[start]
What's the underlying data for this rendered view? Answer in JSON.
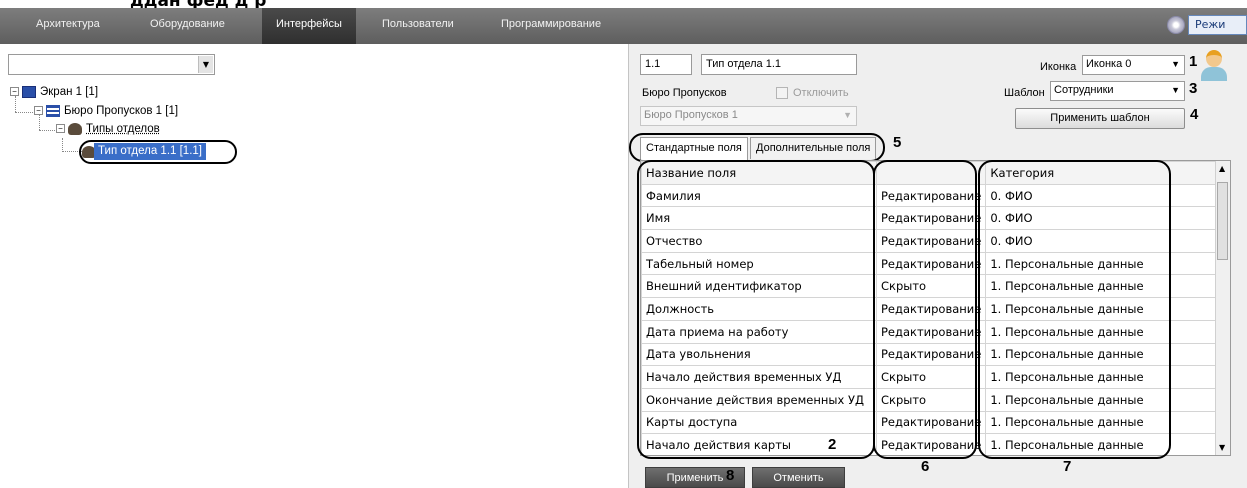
{
  "top_cut_text": "ддан    фед     д     р",
  "menu": {
    "items": [
      "Архитектура",
      "Оборудование",
      "Интерфейсы",
      "Пользователи",
      "Программирование"
    ],
    "active": "Интерфейсы",
    "mode_button": "Режи"
  },
  "tree": {
    "screen": "Экран 1 [1]",
    "bureau": "Бюро Пропусков 1 [1]",
    "types": "Типы отделов",
    "selected": "Тип отдела 1.1 [1.1]"
  },
  "form": {
    "id_value": "1.1",
    "name_value": "Тип отдела 1.1",
    "bureau_label": "Бюро Пропусков",
    "disable_label": "Отключить",
    "bureau_combo": "Бюро Пропусков 1",
    "icon_label": "Иконка",
    "icon_value": "Иконка 0",
    "template_label": "Шаблон",
    "template_value": "Сотрудники",
    "apply_template_button": "Применить шаблон"
  },
  "tabs": [
    "Стандартные поля",
    "Дополнительные поля"
  ],
  "table": {
    "headers": [
      "Название поля",
      "",
      "Категория"
    ],
    "rows": [
      [
        "Фамилия",
        "Редактирование",
        "0. ФИО"
      ],
      [
        "Имя",
        "Редактирование",
        "0. ФИО"
      ],
      [
        "Отчество",
        "Редактирование",
        "0. ФИО"
      ],
      [
        "Табельный номер",
        "Редактирование",
        "1. Персональные данные"
      ],
      [
        "Внешний идентификатор",
        "Скрыто",
        "1. Персональные данные"
      ],
      [
        "Должность",
        "Редактирование",
        "1. Персональные данные"
      ],
      [
        "Дата приема на работу",
        "Редактирование",
        "1. Персональные данные"
      ],
      [
        "Дата увольнения",
        "Редактирование",
        "1. Персональные данные"
      ],
      [
        "Начало действия временных УД",
        "Скрыто",
        "1. Персональные данные"
      ],
      [
        "Окончание действия временных УД",
        "Скрыто",
        "1. Персональные данные"
      ],
      [
        "Карты доступа",
        "Редактирование",
        "1. Персональные данные"
      ],
      [
        "Начало действия карты",
        "Редактирование",
        "1. Персональные данные"
      ]
    ]
  },
  "footer": {
    "apply_button": "Применить",
    "cancel_button": "Отменить"
  },
  "annotations": [
    "1",
    "2",
    "3",
    "4",
    "5",
    "6",
    "7",
    "8"
  ]
}
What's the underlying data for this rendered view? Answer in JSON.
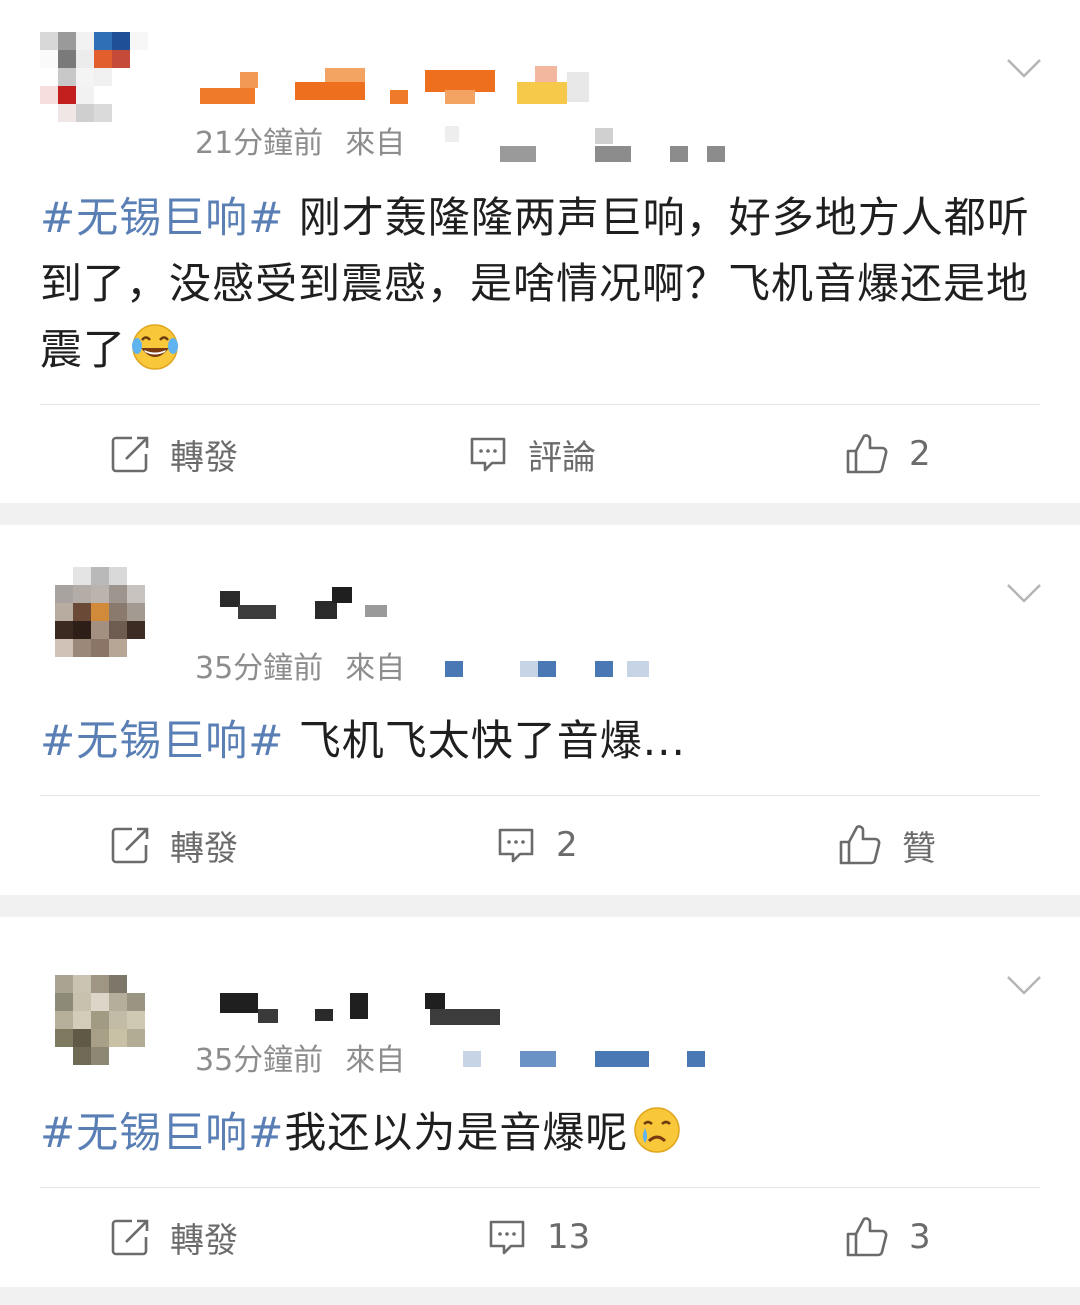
{
  "posts": [
    {
      "time": "21分鐘前",
      "from": "來自",
      "hashtag": "#无锡巨响#",
      "text": "刚才轰隆隆两声巨响，好多地方人都听到了，没感受到震感，是啥情况啊？飞机音爆还是地震了",
      "emoji": "laughing-tears",
      "repost_label": "轉發",
      "comment_label": "評論",
      "like_label": "2"
    },
    {
      "time": "35分鐘前",
      "from": "來自",
      "hashtag": "#无锡巨响#",
      "text": "飞机飞太快了音爆...",
      "repost_label": "轉發",
      "comment_label": "2",
      "like_label": "贊"
    },
    {
      "time": "35分鐘前",
      "from": "來自",
      "hashtag": "#无锡巨响#",
      "text": "我还以为是音爆呢",
      "emoji": "crying",
      "repost_label": "轉發",
      "comment_label": "13",
      "like_label": "3"
    }
  ],
  "colors": {
    "hashtag": "#5a7fb4",
    "meta": "#8d8d8d",
    "action": "#6b6b6b",
    "background": "#f1f1f1"
  },
  "icons": [
    "repost-icon",
    "comment-icon",
    "like-icon",
    "chevron-down-icon"
  ]
}
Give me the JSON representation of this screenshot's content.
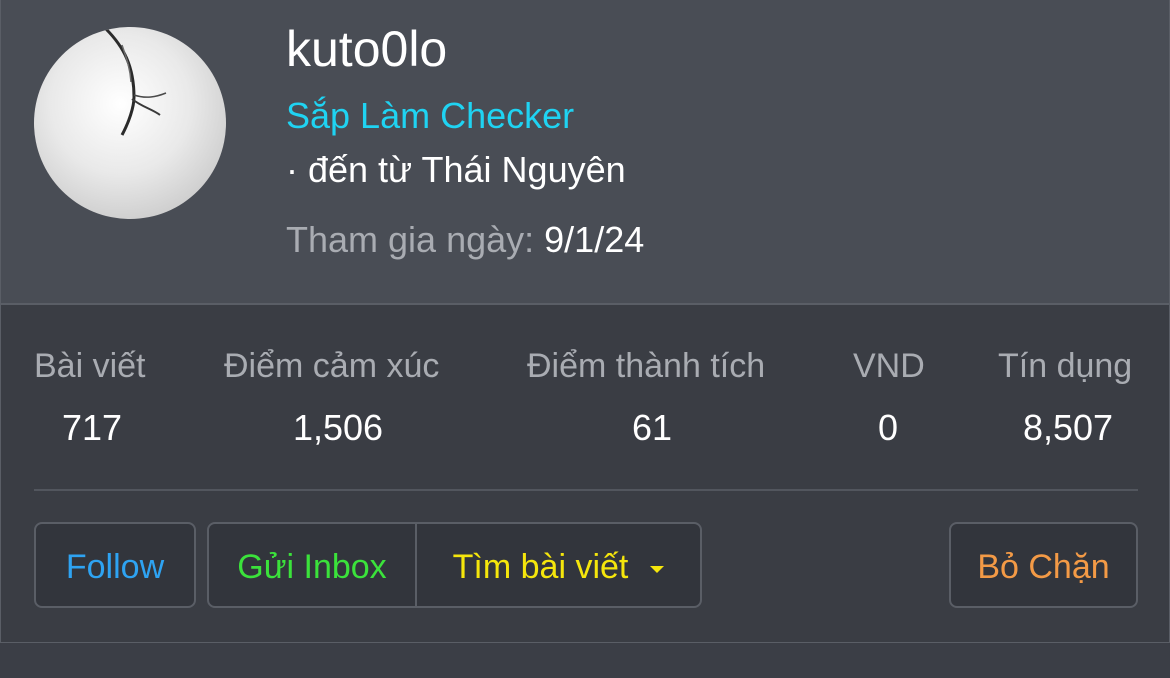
{
  "profile": {
    "username": "kuto0lo",
    "user_title": "Sắp Làm Checker",
    "location": "· đến từ Thái Nguyên",
    "joined_label": "Tham gia ngày:",
    "joined_date": "9/1/24"
  },
  "stats": [
    {
      "label": "Bài viết",
      "value": "717"
    },
    {
      "label": "Điểm cảm xúc",
      "value": "1,506"
    },
    {
      "label": "Điểm thành tích",
      "value": "61"
    },
    {
      "label": "VND",
      "value": "0"
    },
    {
      "label": "Tín dụng",
      "value": "8,507"
    }
  ],
  "actions": {
    "follow": "Follow",
    "send_inbox": "Gửi Inbox",
    "find_posts": "Tìm bài viết",
    "unblock": "Bỏ Chặn"
  },
  "colors": {
    "header_bg": "#494d55",
    "card_bg": "#3a3d44",
    "title": "#1fd3f2",
    "follow": "#2ea3f2",
    "inbox": "#3be23b",
    "find": "#f5e60c",
    "unblock": "#f39a46"
  }
}
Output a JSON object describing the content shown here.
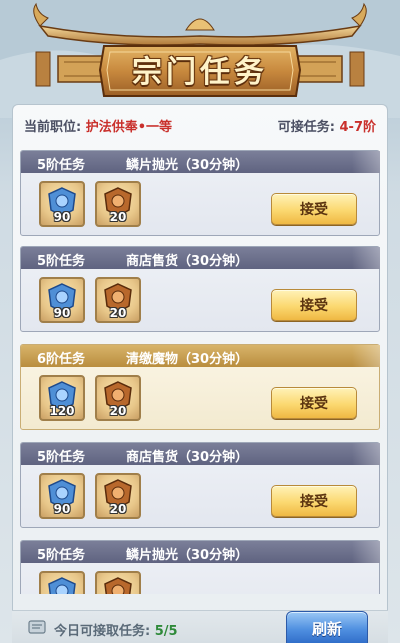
{
  "header": {
    "title": "宗门任务"
  },
  "info": {
    "position_label": "当前职位:",
    "position_value": "护法供奉•一等",
    "tier_label": "可接任务:",
    "tier_value": "4-7阶"
  },
  "tasks": [
    {
      "tier": "5阶任务",
      "name": "鳞片抛光（30分钟）",
      "style": "normal",
      "rewards": [
        {
          "icon": "blue-token-icon",
          "qty": "90"
        },
        {
          "icon": "brown-token-icon",
          "qty": "20"
        }
      ],
      "action": "接受"
    },
    {
      "tier": "5阶任务",
      "name": "商店售货（30分钟）",
      "style": "normal",
      "rewards": [
        {
          "icon": "blue-token-icon",
          "qty": "90"
        },
        {
          "icon": "brown-token-icon",
          "qty": "20"
        }
      ],
      "action": "接受"
    },
    {
      "tier": "6阶任务",
      "name": "清缴魔物（30分钟）",
      "style": "gold",
      "rewards": [
        {
          "icon": "blue-token-icon",
          "qty": "120"
        },
        {
          "icon": "brown-token-icon",
          "qty": "20"
        }
      ],
      "action": "接受"
    },
    {
      "tier": "5阶任务",
      "name": "商店售货（30分钟）",
      "style": "normal",
      "rewards": [
        {
          "icon": "blue-token-icon",
          "qty": "90"
        },
        {
          "icon": "brown-token-icon",
          "qty": "20"
        }
      ],
      "action": "接受"
    },
    {
      "tier": "5阶任务",
      "name": "鳞片抛光（30分钟）",
      "style": "normal",
      "rewards": [
        {
          "icon": "blue-token-icon",
          "qty": ""
        },
        {
          "icon": "brown-token-icon",
          "qty": ""
        }
      ],
      "action": ""
    }
  ],
  "footer": {
    "daily_label": "今日可接取任务:",
    "daily_count": "5/5",
    "refresh_label": "刷新"
  },
  "colors": {
    "accent_red": "#c9302c",
    "count_green": "#2f8a3a",
    "gold_button": "#fbd870",
    "refresh_blue": "#4f8fe0",
    "normal_header": "#6b6f8c",
    "gold_header": "#c9a253"
  }
}
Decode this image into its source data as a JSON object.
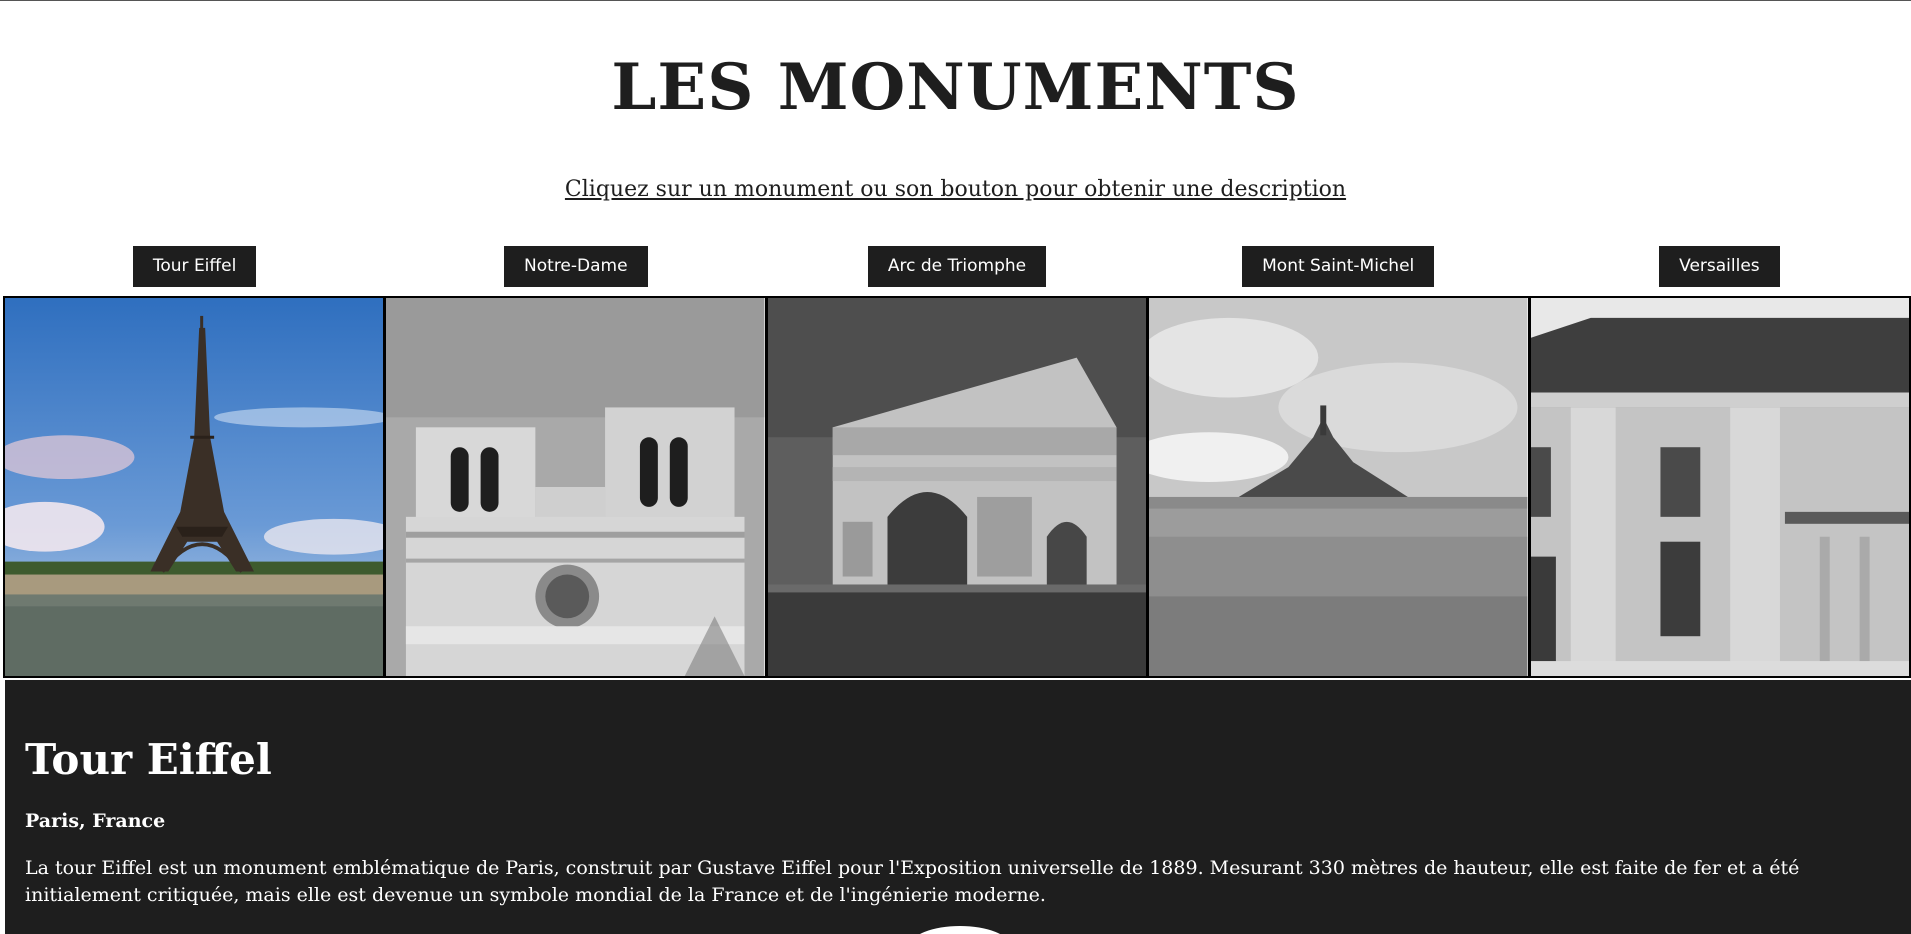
{
  "page": {
    "title": "LES MONUMENTS",
    "subtitle": "Cliquez sur un monument ou son bouton pour obtenir une description"
  },
  "monuments": [
    {
      "label": "Tour Eiffel"
    },
    {
      "label": "Notre-Dame"
    },
    {
      "label": "Arc de Triomphe"
    },
    {
      "label": "Mont Saint-Michel"
    },
    {
      "label": "Versailles"
    }
  ],
  "description": {
    "title": "Tour Eiffel",
    "location": "Paris, France",
    "text": "La tour Eiffel est un monument emblématique de Paris, construit par Gustave Eiffel pour l'Exposition universelle de 1889. Mesurant 330 mètres de hauteur, elle est faite de fer et a été initialement critiquée, mais elle est devenue un symbole mondial de la France et de l'ingénierie moderne."
  },
  "colors": {
    "dark": "#1e1e1e",
    "white": "#ffffff",
    "sky_blue": "#3f7fc4"
  }
}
[end]
**What you are asked to do**
Copy out the entries verbatim and leave the images out.

**Solution below**
What's the underlying data for this rendered view? Answer in JSON.
{
  "top_cut_text": "ддан    фед     д     р",
  "menu": {
    "items": [
      "Архитектура",
      "Оборудование",
      "Интерфейсы",
      "Пользователи",
      "Программирование"
    ],
    "active": "Интерфейсы",
    "mode_button": "Режи"
  },
  "tree": {
    "screen": "Экран 1 [1]",
    "bureau": "Бюро Пропусков 1 [1]",
    "types": "Типы отделов",
    "selected": "Тип отдела 1.1 [1.1]"
  },
  "form": {
    "id_value": "1.1",
    "name_value": "Тип отдела 1.1",
    "bureau_label": "Бюро Пропусков",
    "disable_label": "Отключить",
    "bureau_combo": "Бюро Пропусков 1",
    "icon_label": "Иконка",
    "icon_value": "Иконка 0",
    "template_label": "Шаблон",
    "template_value": "Сотрудники",
    "apply_template_button": "Применить шаблон"
  },
  "tabs": [
    "Стандартные поля",
    "Дополнительные поля"
  ],
  "table": {
    "headers": [
      "Название поля",
      "",
      "Категория"
    ],
    "rows": [
      [
        "Фамилия",
        "Редактирование",
        "0. ФИО"
      ],
      [
        "Имя",
        "Редактирование",
        "0. ФИО"
      ],
      [
        "Отчество",
        "Редактирование",
        "0. ФИО"
      ],
      [
        "Табельный номер",
        "Редактирование",
        "1. Персональные данные"
      ],
      [
        "Внешний идентификатор",
        "Скрыто",
        "1. Персональные данные"
      ],
      [
        "Должность",
        "Редактирование",
        "1. Персональные данные"
      ],
      [
        "Дата приема на работу",
        "Редактирование",
        "1. Персональные данные"
      ],
      [
        "Дата увольнения",
        "Редактирование",
        "1. Персональные данные"
      ],
      [
        "Начало действия временных УД",
        "Скрыто",
        "1. Персональные данные"
      ],
      [
        "Окончание действия временных УД",
        "Скрыто",
        "1. Персональные данные"
      ],
      [
        "Карты доступа",
        "Редактирование",
        "1. Персональные данные"
      ],
      [
        "Начало действия карты",
        "Редактирование",
        "1. Персональные данные"
      ]
    ]
  },
  "footer": {
    "apply_button": "Применить",
    "cancel_button": "Отменить"
  },
  "annotations": [
    "1",
    "2",
    "3",
    "4",
    "5",
    "6",
    "7",
    "8"
  ]
}
What's the underlying data for this rendered view? Answer in JSON.
{
  "posts": [
    {
      "time": "21分鐘前",
      "from": "來自",
      "hashtag": "#无锡巨响#",
      "text": "刚才轰隆隆两声巨响，好多地方人都听到了，没感受到震感，是啥情况啊？飞机音爆还是地震了",
      "emoji": "laughing-tears",
      "repost_label": "轉發",
      "comment_label": "評論",
      "like_label": "2"
    },
    {
      "time": "35分鐘前",
      "from": "來自",
      "hashtag": "#无锡巨响#",
      "text": "飞机飞太快了音爆...",
      "repost_label": "轉發",
      "comment_label": "2",
      "like_label": "贊"
    },
    {
      "time": "35分鐘前",
      "from": "來自",
      "hashtag": "#无锡巨响#",
      "text": "我还以为是音爆呢",
      "emoji": "crying",
      "repost_label": "轉發",
      "comment_label": "13",
      "like_label": "3"
    }
  ],
  "colors": {
    "hashtag": "#5a7fb4",
    "meta": "#8d8d8d",
    "action": "#6b6b6b",
    "background": "#f1f1f1"
  },
  "icons": [
    "repost-icon",
    "comment-icon",
    "like-icon",
    "chevron-down-icon"
  ]
}
Give me the JSON representation of this screenshot's content.
{
  "profile": {
    "username": "kuto0lo",
    "user_title": "Sắp Làm Checker",
    "location": "· đến từ Thái Nguyên",
    "joined_label": "Tham gia ngày:",
    "joined_date": "9/1/24"
  },
  "stats": [
    {
      "label": "Bài viết",
      "value": "717"
    },
    {
      "label": "Điểm cảm xúc",
      "value": "1,506"
    },
    {
      "label": "Điểm thành tích",
      "value": "61"
    },
    {
      "label": "VND",
      "value": "0"
    },
    {
      "label": "Tín dụng",
      "value": "8,507"
    }
  ],
  "actions": {
    "follow": "Follow",
    "send_inbox": "Gửi Inbox",
    "find_posts": "Tìm bài viết",
    "unblock": "Bỏ Chặn"
  },
  "colors": {
    "header_bg": "#494d55",
    "card_bg": "#3a3d44",
    "title": "#1fd3f2",
    "follow": "#2ea3f2",
    "inbox": "#3be23b",
    "find": "#f5e60c",
    "unblock": "#f39a46"
  }
}
Output a JSON object describing the content shown here.
{
  "header": {
    "title": "宗门任务"
  },
  "info": {
    "position_label": "当前职位:",
    "position_value": "护法供奉•一等",
    "tier_label": "可接任务:",
    "tier_value": "4-7阶"
  },
  "tasks": [
    {
      "tier": "5阶任务",
      "name": "鳞片抛光（30分钟）",
      "style": "normal",
      "rewards": [
        {
          "icon": "blue-token-icon",
          "qty": "90"
        },
        {
          "icon": "brown-token-icon",
          "qty": "20"
        }
      ],
      "action": "接受"
    },
    {
      "tier": "5阶任务",
      "name": "商店售货（30分钟）",
      "style": "normal",
      "rewards": [
        {
          "icon": "blue-token-icon",
          "qty": "90"
        },
        {
          "icon": "brown-token-icon",
          "qty": "20"
        }
      ],
      "action": "接受"
    },
    {
      "tier": "6阶任务",
      "name": "清缴魔物（30分钟）",
      "style": "gold",
      "rewards": [
        {
          "icon": "blue-token-icon",
          "qty": "120"
        },
        {
          "icon": "brown-token-icon",
          "qty": "20"
        }
      ],
      "action": "接受"
    },
    {
      "tier": "5阶任务",
      "name": "商店售货（30分钟）",
      "style": "normal",
      "rewards": [
        {
          "icon": "blue-token-icon",
          "qty": "90"
        },
        {
          "icon": "brown-token-icon",
          "qty": "20"
        }
      ],
      "action": "接受"
    },
    {
      "tier": "5阶任务",
      "name": "鳞片抛光（30分钟）",
      "style": "normal",
      "rewards": [
        {
          "icon": "blue-token-icon",
          "qty": ""
        },
        {
          "icon": "brown-token-icon",
          "qty": ""
        }
      ],
      "action": ""
    }
  ],
  "footer": {
    "daily_label": "今日可接取任务:",
    "daily_count": "5/5",
    "refresh_label": "刷新"
  },
  "colors": {
    "accent_red": "#c9302c",
    "count_green": "#2f8a3a",
    "gold_button": "#fbd870",
    "refresh_blue": "#4f8fe0",
    "normal_header": "#6b6f8c",
    "gold_header": "#c9a253"
  }
}
Decode this image into its source data as a JSON object.
{
  "page": {
    "title": "LES MONUMENTS",
    "subtitle": "Cliquez sur un monument ou son bouton pour obtenir une description"
  },
  "monuments": [
    {
      "label": "Tour Eiffel"
    },
    {
      "label": "Notre-Dame"
    },
    {
      "label": "Arc de Triomphe"
    },
    {
      "label": "Mont Saint-Michel"
    },
    {
      "label": "Versailles"
    }
  ],
  "description": {
    "title": "Tour Eiffel",
    "location": "Paris, France",
    "text": "La tour Eiffel est un monument emblématique de Paris, construit par Gustave Eiffel pour l'Exposition universelle de 1889. Mesurant 330 mètres de hauteur, elle est faite de fer et a été initialement critiquée, mais elle est devenue un symbole mondial de la France et de l'ingénierie moderne."
  },
  "colors": {
    "dark": "#1e1e1e",
    "white": "#ffffff",
    "sky_blue": "#3f7fc4"
  }
}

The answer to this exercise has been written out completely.